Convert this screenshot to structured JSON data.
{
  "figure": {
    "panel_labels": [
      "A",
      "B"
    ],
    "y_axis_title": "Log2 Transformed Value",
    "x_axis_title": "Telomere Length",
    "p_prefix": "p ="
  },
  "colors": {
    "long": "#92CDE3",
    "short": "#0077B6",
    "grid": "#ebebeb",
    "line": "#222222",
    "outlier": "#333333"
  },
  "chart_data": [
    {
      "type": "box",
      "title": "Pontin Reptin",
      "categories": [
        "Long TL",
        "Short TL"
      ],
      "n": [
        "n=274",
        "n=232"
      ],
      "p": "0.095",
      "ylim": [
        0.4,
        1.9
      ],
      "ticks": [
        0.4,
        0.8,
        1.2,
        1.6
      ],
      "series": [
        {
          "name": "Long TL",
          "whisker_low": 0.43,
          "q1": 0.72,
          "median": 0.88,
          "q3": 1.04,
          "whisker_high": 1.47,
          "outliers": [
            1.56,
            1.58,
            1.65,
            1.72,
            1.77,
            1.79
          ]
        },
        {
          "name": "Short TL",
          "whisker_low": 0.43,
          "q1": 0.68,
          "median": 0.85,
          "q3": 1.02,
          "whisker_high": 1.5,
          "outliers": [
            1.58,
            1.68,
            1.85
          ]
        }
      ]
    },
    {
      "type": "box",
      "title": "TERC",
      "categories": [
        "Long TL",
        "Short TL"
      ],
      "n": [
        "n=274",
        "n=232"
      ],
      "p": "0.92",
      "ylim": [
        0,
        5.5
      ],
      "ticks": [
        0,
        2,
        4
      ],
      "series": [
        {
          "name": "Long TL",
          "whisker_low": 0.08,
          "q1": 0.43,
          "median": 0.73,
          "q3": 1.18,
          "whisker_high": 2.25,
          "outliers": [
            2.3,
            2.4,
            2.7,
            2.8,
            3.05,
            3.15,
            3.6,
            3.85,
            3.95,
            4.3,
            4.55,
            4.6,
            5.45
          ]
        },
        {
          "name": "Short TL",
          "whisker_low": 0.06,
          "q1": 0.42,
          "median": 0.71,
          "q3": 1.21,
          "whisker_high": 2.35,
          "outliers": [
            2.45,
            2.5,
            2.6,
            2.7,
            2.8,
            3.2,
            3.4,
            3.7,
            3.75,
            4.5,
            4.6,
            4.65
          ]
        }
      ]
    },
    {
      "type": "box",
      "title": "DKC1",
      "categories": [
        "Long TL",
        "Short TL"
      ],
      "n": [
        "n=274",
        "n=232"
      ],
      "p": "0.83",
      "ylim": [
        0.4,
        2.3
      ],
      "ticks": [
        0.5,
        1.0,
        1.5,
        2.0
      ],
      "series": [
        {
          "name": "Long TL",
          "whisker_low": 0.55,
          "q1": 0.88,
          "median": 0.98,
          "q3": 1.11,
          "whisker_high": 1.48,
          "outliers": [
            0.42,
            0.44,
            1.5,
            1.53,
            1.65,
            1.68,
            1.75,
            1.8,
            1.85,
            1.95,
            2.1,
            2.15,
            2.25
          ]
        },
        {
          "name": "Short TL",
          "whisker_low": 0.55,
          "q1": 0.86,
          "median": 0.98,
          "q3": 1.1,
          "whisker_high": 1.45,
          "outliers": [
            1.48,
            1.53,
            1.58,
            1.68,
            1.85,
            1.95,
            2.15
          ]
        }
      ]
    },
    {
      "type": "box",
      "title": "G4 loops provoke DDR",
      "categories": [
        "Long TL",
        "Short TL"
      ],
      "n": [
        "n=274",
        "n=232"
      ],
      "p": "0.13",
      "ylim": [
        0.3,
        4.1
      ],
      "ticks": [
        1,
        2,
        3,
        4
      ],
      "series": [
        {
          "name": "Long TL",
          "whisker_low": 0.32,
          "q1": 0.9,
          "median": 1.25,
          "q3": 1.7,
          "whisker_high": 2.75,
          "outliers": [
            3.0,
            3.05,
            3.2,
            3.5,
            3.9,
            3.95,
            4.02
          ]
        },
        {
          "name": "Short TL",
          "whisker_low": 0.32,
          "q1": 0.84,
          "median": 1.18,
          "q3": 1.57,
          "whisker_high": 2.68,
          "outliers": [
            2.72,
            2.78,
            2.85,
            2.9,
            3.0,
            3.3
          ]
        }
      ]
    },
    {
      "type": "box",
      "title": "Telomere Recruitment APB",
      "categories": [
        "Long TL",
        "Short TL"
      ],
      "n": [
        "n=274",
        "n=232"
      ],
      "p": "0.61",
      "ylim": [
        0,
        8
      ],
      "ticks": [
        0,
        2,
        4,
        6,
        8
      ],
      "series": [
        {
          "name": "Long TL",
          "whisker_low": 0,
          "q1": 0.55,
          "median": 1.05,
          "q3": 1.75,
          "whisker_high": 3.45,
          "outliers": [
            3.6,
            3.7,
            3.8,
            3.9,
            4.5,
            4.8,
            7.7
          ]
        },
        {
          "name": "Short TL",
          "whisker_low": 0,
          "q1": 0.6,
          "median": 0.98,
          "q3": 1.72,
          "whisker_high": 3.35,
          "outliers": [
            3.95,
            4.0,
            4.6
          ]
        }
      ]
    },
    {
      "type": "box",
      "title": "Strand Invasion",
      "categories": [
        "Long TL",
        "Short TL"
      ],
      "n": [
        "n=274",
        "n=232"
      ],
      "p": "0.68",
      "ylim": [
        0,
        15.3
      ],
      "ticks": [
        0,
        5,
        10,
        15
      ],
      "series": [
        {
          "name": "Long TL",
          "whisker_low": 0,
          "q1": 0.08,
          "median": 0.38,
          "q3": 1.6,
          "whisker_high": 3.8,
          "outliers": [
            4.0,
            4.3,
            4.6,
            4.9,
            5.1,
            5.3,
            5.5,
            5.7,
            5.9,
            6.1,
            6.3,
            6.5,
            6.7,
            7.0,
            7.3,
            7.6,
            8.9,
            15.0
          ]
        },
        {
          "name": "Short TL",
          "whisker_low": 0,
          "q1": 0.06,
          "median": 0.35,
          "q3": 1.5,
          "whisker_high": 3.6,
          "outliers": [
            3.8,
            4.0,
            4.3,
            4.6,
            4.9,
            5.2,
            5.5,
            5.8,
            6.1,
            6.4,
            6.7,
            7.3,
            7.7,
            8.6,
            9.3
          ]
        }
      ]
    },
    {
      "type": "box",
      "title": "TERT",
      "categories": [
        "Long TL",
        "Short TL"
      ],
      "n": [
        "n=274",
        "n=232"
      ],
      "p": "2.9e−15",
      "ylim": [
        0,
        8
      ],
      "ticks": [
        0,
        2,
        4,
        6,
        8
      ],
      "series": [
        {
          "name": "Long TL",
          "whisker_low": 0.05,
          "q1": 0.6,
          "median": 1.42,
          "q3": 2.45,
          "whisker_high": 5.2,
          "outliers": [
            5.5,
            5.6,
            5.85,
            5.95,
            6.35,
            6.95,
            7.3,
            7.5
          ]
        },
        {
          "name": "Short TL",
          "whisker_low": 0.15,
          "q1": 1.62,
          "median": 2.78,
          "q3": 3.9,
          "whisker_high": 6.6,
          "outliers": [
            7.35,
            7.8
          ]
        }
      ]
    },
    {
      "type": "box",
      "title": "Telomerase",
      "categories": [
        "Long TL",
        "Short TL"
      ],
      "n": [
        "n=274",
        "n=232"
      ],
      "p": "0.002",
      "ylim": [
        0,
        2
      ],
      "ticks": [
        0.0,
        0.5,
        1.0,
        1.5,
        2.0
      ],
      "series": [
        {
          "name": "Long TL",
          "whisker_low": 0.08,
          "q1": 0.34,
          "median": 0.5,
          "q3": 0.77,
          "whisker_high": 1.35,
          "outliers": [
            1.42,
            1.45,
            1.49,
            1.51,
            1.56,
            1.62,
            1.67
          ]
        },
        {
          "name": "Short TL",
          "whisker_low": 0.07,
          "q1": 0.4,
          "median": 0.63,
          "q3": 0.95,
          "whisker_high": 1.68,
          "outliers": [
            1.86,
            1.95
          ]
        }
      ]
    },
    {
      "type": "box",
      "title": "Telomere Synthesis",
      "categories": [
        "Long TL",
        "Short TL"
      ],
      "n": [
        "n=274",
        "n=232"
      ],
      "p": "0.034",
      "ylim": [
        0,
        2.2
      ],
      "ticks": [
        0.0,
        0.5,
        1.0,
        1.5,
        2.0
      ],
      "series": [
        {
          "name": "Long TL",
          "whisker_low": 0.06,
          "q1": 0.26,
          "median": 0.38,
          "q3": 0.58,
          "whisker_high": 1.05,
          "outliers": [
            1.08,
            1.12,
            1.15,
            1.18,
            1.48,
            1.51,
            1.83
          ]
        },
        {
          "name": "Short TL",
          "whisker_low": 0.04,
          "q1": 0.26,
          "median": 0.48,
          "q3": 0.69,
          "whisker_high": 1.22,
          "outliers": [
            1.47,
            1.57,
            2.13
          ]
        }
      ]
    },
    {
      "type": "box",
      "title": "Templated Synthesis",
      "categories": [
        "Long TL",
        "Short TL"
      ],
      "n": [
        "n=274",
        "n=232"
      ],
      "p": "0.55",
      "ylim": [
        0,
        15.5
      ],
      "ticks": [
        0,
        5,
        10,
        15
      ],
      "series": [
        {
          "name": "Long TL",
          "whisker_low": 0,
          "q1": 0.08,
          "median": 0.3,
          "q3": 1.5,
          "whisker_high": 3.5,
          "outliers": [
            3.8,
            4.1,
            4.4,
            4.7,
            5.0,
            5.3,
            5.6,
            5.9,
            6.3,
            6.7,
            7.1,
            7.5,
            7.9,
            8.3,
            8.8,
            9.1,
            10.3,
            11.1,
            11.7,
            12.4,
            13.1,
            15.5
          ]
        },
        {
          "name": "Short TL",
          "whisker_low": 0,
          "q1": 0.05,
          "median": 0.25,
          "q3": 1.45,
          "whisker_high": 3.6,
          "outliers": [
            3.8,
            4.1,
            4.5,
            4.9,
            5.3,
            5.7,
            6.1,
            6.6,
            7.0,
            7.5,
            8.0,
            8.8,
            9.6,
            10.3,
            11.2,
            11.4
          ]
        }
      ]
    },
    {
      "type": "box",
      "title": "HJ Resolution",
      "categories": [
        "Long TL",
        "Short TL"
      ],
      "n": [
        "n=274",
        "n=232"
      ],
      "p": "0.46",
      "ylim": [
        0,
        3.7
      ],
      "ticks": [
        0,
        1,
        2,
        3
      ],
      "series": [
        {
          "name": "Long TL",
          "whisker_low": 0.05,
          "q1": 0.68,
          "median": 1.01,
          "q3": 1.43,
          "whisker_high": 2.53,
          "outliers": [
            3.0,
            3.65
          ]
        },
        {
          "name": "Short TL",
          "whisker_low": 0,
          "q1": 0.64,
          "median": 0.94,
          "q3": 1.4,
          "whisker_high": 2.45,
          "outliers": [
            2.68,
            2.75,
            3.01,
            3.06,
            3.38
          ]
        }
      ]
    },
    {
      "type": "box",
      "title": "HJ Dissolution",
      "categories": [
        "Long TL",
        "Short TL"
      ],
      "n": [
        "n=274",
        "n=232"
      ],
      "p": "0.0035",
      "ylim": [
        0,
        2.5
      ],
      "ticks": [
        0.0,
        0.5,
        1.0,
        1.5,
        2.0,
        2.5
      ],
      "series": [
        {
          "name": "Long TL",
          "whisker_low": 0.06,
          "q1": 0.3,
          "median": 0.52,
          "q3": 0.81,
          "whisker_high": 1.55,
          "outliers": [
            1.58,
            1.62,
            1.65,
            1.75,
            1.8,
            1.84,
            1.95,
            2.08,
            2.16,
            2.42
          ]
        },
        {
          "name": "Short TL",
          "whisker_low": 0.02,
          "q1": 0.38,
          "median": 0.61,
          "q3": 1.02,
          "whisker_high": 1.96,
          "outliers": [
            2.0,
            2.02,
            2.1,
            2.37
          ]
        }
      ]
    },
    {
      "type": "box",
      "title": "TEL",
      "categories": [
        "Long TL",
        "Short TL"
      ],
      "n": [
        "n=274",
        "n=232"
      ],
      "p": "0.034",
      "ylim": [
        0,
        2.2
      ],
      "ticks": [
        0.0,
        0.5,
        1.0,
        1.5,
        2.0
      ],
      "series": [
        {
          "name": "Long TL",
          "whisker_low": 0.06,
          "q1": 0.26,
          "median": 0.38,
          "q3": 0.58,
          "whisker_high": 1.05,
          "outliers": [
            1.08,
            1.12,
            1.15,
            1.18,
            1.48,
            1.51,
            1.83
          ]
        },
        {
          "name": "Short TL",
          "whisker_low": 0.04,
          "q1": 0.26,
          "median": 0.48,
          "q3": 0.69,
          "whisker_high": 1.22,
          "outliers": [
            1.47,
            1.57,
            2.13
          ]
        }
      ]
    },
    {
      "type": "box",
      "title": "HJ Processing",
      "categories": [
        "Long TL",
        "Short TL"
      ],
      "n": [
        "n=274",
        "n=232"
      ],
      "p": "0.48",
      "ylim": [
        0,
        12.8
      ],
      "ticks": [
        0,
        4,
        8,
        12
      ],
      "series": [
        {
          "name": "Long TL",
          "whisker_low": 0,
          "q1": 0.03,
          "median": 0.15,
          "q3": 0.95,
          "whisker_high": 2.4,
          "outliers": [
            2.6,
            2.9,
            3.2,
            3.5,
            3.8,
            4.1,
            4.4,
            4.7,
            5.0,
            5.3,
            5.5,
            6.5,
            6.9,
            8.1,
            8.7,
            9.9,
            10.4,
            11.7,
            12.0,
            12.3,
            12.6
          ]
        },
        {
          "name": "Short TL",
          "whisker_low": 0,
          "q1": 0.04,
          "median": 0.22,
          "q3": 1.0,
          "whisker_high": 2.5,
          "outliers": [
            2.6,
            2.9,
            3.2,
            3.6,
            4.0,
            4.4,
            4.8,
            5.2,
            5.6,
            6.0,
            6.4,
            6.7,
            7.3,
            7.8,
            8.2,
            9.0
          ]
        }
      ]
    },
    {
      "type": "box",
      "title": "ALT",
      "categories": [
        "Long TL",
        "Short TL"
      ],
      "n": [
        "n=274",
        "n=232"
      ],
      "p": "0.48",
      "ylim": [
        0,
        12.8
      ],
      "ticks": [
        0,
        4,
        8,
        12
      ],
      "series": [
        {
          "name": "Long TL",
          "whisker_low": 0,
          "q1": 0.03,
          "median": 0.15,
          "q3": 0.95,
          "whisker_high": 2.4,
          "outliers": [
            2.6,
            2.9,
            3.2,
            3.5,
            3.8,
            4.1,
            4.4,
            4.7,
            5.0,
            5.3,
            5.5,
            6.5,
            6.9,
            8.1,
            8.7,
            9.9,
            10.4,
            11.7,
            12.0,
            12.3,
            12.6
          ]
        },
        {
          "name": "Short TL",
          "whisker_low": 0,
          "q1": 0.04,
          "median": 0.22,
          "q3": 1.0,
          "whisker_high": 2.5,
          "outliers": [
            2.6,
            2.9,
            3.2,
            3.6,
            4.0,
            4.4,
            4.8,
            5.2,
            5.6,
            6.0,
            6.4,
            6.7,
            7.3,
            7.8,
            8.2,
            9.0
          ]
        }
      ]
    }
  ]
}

________

» The request
Give only the number of lines in the material above that hold the word "Telomere".

» Exercise output
3